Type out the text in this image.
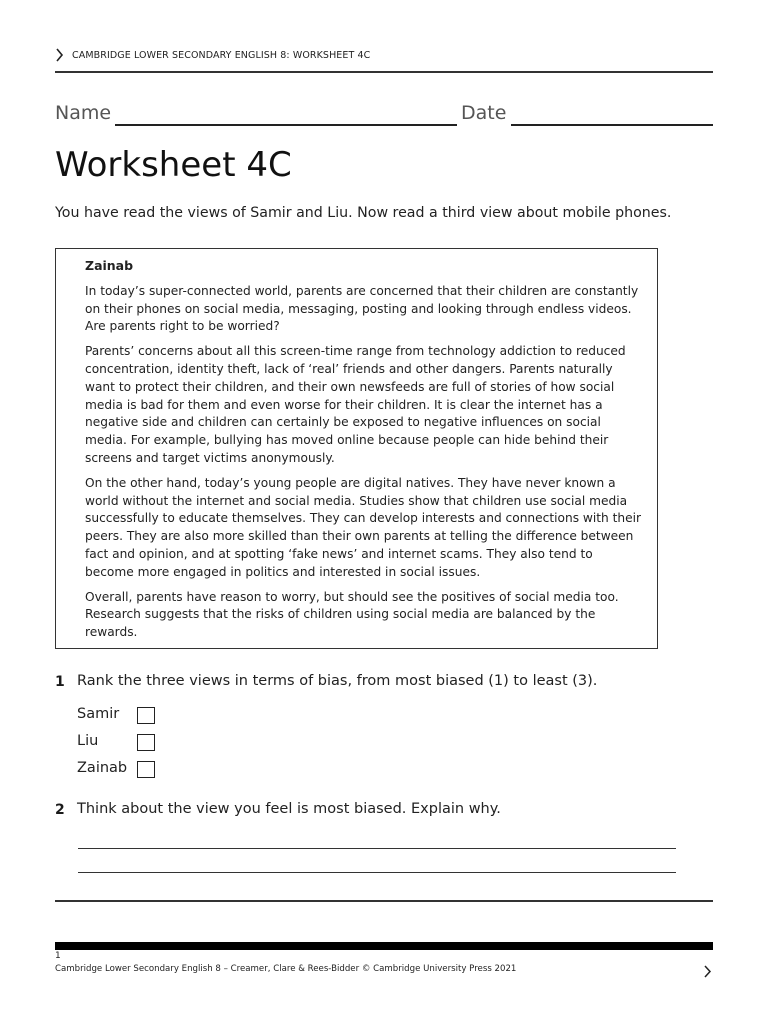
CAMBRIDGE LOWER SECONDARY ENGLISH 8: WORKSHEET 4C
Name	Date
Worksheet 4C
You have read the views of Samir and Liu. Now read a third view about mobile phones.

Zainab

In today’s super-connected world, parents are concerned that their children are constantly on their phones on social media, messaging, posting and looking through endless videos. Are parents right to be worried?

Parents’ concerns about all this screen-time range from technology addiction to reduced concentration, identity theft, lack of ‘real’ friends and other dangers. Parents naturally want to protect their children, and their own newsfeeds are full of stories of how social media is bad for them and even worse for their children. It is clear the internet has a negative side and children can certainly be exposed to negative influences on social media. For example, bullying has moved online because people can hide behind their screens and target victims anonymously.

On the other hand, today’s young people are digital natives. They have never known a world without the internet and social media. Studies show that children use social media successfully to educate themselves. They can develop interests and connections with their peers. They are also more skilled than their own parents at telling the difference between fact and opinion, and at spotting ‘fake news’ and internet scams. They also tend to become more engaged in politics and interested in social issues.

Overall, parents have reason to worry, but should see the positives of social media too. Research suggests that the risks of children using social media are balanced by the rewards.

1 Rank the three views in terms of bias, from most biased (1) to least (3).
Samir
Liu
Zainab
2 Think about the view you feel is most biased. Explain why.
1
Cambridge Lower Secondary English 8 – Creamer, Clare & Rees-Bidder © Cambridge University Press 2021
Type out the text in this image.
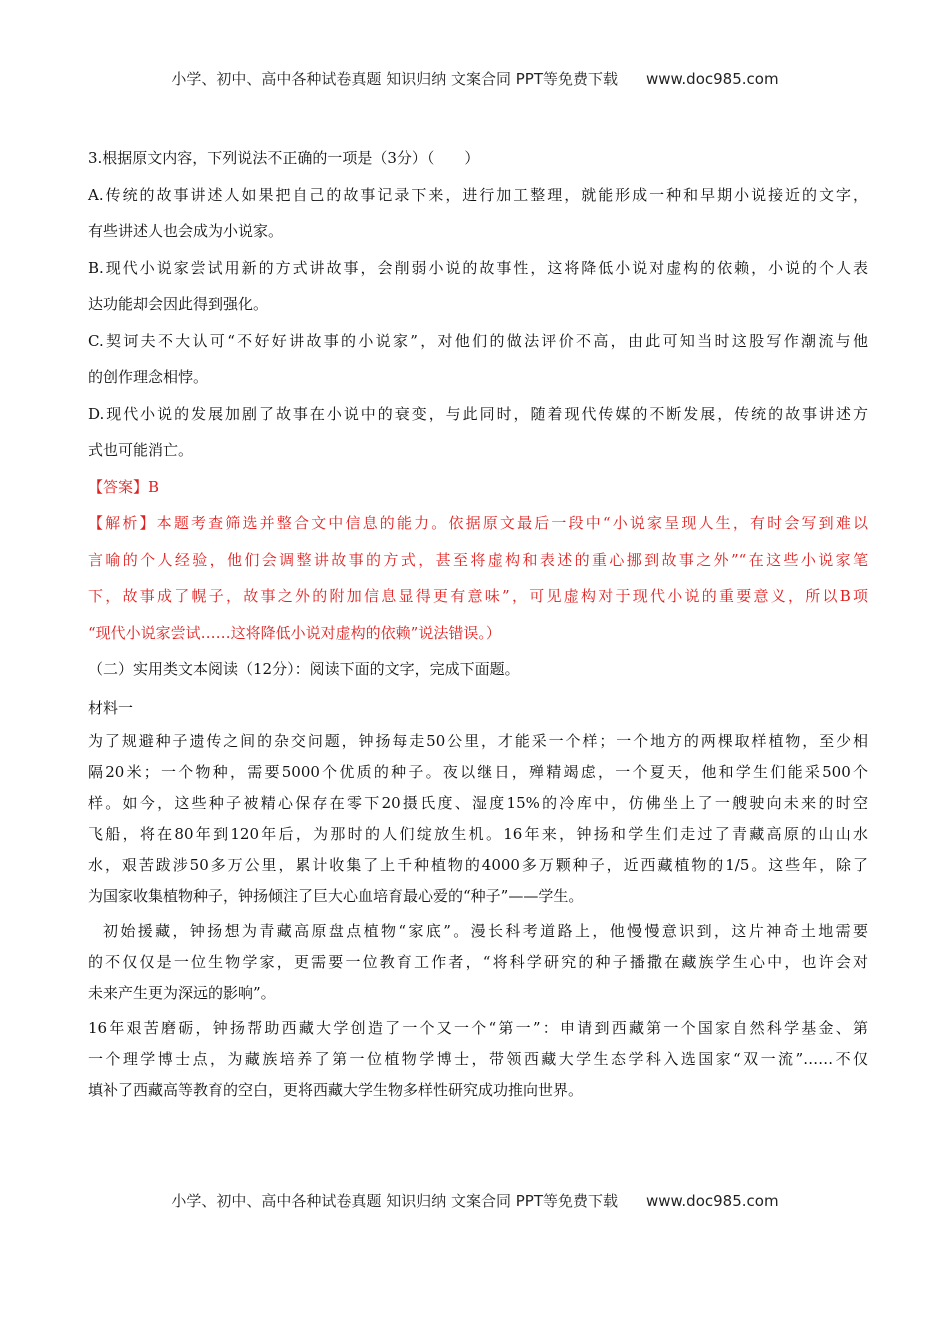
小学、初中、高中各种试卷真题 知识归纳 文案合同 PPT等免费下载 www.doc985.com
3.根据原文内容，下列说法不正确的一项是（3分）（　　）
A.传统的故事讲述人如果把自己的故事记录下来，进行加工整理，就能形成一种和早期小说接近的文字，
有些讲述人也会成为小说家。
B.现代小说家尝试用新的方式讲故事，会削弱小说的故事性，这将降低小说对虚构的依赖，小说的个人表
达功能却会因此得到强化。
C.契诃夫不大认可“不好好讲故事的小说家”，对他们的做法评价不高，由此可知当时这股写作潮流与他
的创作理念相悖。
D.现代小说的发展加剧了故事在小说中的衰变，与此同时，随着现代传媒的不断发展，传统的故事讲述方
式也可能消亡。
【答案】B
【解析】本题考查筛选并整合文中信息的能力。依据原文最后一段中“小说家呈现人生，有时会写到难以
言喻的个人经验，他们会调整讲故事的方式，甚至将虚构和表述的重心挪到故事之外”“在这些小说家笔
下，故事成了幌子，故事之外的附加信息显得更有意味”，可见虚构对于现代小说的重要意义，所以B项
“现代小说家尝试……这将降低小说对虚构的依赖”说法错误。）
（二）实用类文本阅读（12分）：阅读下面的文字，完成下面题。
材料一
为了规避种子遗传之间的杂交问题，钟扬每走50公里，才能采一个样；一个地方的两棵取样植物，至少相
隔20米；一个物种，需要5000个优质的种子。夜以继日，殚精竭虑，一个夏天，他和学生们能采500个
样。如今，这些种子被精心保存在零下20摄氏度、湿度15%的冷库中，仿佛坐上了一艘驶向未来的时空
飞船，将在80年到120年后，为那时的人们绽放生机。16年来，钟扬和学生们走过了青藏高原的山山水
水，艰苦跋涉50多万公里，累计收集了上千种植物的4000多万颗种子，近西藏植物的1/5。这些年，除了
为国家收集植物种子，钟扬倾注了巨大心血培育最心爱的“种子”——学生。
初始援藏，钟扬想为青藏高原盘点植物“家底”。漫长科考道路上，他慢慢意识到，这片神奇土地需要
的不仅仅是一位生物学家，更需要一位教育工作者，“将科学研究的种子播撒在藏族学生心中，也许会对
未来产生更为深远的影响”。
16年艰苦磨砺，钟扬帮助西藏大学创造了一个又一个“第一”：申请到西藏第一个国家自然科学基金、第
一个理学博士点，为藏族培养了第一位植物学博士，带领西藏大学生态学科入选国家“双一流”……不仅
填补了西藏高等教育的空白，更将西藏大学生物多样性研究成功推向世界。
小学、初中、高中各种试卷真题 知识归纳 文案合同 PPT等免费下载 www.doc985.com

Stated problem: From the listing above, collect every line that mentions the word "phones".

Answer to this exercise:
You have read the views of Samir and Liu. Now read a third view about mobile phones.
In today’s super-connected world, parents are concerned that their children are constantly on their phones on social media, messaging, posting and looking through endless videos. Are parents right to be worried?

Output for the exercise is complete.